• _GOAL_: Extract every record, keeping each one exactly as it is.

• _DATA SUPPLIED_:

☆ ☆ ☆ ☆ ☆ ☆ ☆

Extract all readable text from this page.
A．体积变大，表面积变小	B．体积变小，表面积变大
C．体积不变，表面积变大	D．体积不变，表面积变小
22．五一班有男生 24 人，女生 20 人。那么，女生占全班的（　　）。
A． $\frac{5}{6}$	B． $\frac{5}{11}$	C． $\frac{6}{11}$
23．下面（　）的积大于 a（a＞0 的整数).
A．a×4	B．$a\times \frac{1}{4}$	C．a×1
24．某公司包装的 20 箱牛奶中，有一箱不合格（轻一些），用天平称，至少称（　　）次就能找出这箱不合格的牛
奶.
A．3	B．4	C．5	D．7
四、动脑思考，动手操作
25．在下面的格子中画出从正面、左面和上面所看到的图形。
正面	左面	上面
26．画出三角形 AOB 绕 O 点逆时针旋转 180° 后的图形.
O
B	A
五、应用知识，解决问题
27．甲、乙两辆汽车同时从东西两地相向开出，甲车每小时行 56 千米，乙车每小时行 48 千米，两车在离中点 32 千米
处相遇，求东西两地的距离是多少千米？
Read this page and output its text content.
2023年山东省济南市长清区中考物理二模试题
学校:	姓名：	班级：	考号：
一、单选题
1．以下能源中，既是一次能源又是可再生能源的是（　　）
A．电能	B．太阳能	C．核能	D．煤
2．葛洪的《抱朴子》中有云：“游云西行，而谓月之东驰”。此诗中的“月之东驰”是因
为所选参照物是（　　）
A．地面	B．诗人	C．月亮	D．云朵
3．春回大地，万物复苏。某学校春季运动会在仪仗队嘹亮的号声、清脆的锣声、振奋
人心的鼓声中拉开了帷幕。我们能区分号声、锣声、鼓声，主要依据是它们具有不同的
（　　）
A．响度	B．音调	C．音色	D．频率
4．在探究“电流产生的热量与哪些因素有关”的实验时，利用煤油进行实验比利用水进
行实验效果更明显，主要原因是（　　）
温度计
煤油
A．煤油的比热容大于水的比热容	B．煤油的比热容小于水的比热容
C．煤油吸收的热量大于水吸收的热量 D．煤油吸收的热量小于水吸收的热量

☆ ☆ ☆ ☆ ☆ ☆ ☆

• _THE SOLUTION_:
Extract all readable text from this page.
A．体积变大，表面积变小	B．体积变小，表面积变大
C．体积不变，表面积变大	D．体积不变，表面积变小
22．五一班有男生 24 人，女生 20 人。那么，女生占全班的（　　）。
A． $\frac{5}{6}$	B． $\frac{5}{11}$	C． $\frac{6}{11}$
23．下面（　）的积大于 a（a＞0 的整数).
A．a×4	B．$a\times \frac{1}{4}$	C．a×1
24．某公司包装的 20 箱牛奶中，有一箱不合格（轻一些），用天平称，至少称（　　）次就能找出这箱不合格的牛
奶.
A．3	B．4	C．5	D．7
四、动脑思考，动手操作
25．在下面的格子中画出从正面、左面和上面所看到的图形。
正面	左面	上面
26．画出三角形 AOB 绕 O 点逆时针旋转 180° 后的图形.
O
B	A
五、应用知识，解决问题
27．甲、乙两辆汽车同时从东西两地相向开出，甲车每小时行 56 千米，乙车每小时行 48 千米，两车在离中点 32 千米
处相遇，求东西两地的距离是多少千米？
Read this page and output its text content.
2023年山东省济南市长清区中考物理二模试题
学校:	姓名：	班级：	考号：
一、单选题
1．以下能源中，既是一次能源又是可再生能源的是（　　）
A．电能	B．太阳能	C．核能	D．煤
2．葛洪的《抱朴子》中有云：“游云西行，而谓月之东驰”。此诗中的“月之东驰”是因
为所选参照物是（　　）
A．地面	B．诗人	C．月亮	D．云朵
3．春回大地，万物复苏。某学校春季运动会在仪仗队嘹亮的号声、清脆的锣声、振奋
人心的鼓声中拉开了帷幕。我们能区分号声、锣声、鼓声，主要依据是它们具有不同的
（　　）
A．响度	B．音调	C．音色	D．频率
4．在探究“电流产生的热量与哪些因素有关”的实验时，利用煤油进行实验比利用水进
行实验效果更明显，主要原因是（　　）
温度计
煤油
A．煤油的比热容大于水的比热容	B．煤油的比热容小于水的比热容
C．煤油吸收的热量大于水吸收的热量 D．煤油吸收的热量小于水吸收的热量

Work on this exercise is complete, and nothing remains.